The set surcease, class conundrum, group game, shell shuffle, doesn't
have a universe.

To get to talking about a universe, there are some difficulties.

Ross

From: zuhair on

Jonathan Hoyle wrote:
> In ZF Set Theory with no urelements, sets contain only other sets and
> nothing else. The set of natural numbers, or example, is just a set of
> sets.
>
> If you mean *all sets* then ZF and ZFC do not allow for the set of all
> sets. This must be the case, since if the collection of all sets were
> a set,

Define " collection "
Define set

Zuhair..........



it must therefore contain itself as a member, which violates the
> Axiom of Foundation (AF), one of the axioms of ZF.
>
> In a conservative extension of ZFC called NBG
> (vonNeumann-Bernays-Godel), you can have a collection of all sets, but
> this collection is not a set, but rather a proper class, for the
> reasons stated above. (All sets are classes, and those classes which
> are not sets are called proper classes). NBG is equi-consistent to
> ZFC; that is to say, if NBG is inconsistent, then it is only because
> ZFC is as well.
>
> To have "the set of all sets", you must work within a set theory which
> does not contain AF. These are called "non-Well Founded" Set Theories,
> and sets which violates AF are called "non-well founded sets".
> Obviously non-well founded sets in these theories do not exist in ZF,
> and thus you cannot assume traditional ZF properties to them.
>
> Hope that helps,
>
> Jonathan Hoyle

From: Jonathan Hoyle on
>> Define " collection "
>> Define set

Sets are defined within the given theory. In ZFC, there are axioms to
tell you what sets are.

I use the term "collection" to describe those things which may be
modelled as a set in one theory, but not necessarily in another. For
example, the "collection of all sets" would not be a set in ZFC, would
be a proper class in NBG, and would be a full-fledged set in some
non-WF theories.

Of course this assumes you are working within a framework which can be
simultaneously modelled by different set theories.

Hope that helps,

Jonathan Hoyle
Eastman Kodak

From: zuhair on

Jonathan Hoyle wrote:
> >> Define " collection "
> >> Define set
>
> Sets are defined within the given theory. In ZFC, there are axioms to
> tell you what sets are.
>
> I use the term "collection" to describe those things which may be
> modelled as a set in one theory, but not necessarily in another. For
> example, the "collection of all sets" would not be a set in ZFC, would
> be a proper class in NBG, and would be a full-fledged set in some
> non-WF theories.

> GOALS
**a)** Rewrite the part of the thread between "Zuhair.........." and "is as well.", inclusive, putting "equiconsistent" in place of "equi-consistent".
**b)** According to the thread, why can't the collection of all sets be a set in ZF?
The entries after this point have no connection to the thread.

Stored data
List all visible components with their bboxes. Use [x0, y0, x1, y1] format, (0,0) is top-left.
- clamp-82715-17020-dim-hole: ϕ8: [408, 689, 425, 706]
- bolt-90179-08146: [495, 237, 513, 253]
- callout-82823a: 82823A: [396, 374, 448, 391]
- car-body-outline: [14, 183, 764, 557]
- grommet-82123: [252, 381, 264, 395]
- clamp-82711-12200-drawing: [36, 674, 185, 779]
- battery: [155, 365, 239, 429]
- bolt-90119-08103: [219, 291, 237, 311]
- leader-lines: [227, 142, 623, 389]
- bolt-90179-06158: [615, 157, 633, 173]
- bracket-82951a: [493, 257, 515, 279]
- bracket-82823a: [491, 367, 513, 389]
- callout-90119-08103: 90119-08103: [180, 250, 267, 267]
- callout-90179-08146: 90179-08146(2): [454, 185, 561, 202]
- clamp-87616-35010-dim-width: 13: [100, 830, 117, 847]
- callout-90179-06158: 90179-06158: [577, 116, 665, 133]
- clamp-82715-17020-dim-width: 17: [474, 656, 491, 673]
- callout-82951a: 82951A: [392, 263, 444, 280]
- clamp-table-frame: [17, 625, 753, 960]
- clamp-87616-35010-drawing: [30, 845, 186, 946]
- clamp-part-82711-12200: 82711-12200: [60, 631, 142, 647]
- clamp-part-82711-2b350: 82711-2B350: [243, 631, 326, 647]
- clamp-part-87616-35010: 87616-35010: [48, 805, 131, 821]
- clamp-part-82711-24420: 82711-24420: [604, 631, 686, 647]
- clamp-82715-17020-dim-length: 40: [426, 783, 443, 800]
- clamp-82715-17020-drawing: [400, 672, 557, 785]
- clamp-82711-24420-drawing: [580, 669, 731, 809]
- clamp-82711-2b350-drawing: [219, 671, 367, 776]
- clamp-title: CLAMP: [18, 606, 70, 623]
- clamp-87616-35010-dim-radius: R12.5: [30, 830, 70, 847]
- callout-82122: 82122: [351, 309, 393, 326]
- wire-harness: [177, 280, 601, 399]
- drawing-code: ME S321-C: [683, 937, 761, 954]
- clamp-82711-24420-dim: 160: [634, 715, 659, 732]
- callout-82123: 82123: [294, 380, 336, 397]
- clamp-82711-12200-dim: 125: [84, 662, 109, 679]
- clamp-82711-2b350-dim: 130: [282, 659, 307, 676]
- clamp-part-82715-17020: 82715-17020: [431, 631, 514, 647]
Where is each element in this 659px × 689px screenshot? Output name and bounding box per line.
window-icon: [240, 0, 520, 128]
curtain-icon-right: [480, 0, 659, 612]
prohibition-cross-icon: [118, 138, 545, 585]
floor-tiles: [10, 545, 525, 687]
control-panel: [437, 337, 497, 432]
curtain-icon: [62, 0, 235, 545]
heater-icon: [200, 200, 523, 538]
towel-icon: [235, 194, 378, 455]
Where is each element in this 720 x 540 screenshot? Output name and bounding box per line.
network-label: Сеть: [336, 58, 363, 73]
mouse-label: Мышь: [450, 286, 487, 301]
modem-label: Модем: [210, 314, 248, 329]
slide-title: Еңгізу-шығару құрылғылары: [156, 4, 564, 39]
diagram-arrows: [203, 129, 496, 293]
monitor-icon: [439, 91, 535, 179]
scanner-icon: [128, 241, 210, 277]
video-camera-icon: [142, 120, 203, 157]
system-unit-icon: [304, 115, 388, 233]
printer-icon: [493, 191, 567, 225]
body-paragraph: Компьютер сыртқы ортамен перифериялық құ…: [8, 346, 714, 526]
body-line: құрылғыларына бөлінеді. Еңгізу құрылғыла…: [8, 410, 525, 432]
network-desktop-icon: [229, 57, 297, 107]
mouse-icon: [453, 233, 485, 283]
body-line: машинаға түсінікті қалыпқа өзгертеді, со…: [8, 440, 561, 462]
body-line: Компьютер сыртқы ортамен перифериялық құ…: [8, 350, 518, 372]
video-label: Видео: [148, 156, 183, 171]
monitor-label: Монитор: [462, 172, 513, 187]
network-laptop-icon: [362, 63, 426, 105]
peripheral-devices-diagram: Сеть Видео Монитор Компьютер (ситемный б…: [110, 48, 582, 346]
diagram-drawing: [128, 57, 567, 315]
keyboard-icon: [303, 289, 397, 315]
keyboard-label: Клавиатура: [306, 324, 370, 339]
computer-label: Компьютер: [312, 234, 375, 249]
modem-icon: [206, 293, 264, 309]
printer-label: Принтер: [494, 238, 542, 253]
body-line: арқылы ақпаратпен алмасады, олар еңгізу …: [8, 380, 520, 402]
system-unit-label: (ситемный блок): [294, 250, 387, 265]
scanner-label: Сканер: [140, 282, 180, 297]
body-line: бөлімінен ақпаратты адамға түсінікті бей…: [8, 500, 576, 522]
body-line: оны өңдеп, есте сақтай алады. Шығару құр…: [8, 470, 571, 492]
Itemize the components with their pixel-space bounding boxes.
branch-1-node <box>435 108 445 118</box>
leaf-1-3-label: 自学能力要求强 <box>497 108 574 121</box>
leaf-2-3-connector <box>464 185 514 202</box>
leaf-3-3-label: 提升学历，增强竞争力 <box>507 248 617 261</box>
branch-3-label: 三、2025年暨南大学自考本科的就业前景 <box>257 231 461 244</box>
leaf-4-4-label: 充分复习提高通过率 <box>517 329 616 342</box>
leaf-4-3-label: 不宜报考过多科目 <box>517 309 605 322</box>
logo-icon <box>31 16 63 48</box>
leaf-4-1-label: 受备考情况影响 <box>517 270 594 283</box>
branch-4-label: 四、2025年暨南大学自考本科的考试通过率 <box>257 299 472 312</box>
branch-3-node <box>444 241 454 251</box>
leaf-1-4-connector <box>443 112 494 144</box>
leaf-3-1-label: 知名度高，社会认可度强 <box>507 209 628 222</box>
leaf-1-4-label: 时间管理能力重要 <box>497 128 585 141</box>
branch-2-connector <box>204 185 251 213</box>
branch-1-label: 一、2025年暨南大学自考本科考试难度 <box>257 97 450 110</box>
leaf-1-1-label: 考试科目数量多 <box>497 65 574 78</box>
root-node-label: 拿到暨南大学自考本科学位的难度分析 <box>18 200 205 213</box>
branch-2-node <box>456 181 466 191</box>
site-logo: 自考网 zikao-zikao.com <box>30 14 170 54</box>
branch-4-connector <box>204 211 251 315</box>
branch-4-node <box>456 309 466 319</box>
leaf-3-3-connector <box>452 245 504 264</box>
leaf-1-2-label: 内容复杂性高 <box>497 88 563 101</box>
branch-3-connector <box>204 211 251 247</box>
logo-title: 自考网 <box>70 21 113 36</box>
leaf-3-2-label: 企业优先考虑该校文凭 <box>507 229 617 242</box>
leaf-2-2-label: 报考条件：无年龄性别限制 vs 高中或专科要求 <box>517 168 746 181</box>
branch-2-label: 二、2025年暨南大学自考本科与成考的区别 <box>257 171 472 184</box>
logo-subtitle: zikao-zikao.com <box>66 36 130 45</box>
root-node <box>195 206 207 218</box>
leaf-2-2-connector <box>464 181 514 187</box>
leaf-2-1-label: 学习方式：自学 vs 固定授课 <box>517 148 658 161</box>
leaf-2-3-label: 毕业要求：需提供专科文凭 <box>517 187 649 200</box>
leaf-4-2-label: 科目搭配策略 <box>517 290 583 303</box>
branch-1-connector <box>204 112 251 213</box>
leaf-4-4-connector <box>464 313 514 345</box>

> RESULTS
**a)**
Zuhair..........



it must therefore contain itself as a member, which violates the
> Axiom of Foundation (AF), one of the axioms of ZF.
>
> In a conservative extension of ZFC called NBG
> (vonNeumann-Bernays-Godel), you can have a collection of all sets, but
> this collection is not a set, but rather a proper class, for the
> reasons stated above. (All sets are classes, and those classes which
> are not sets are called proper classes). NBG is equiconsistent to
> ZFC; that is to say, if NBG is inconsistent, then it is only because
> ZFC is as well.

**b)** If that collection were a set, it would have to contain itself as a member. This would violate the Axiom of Foundation, which is one of the axioms of ZF.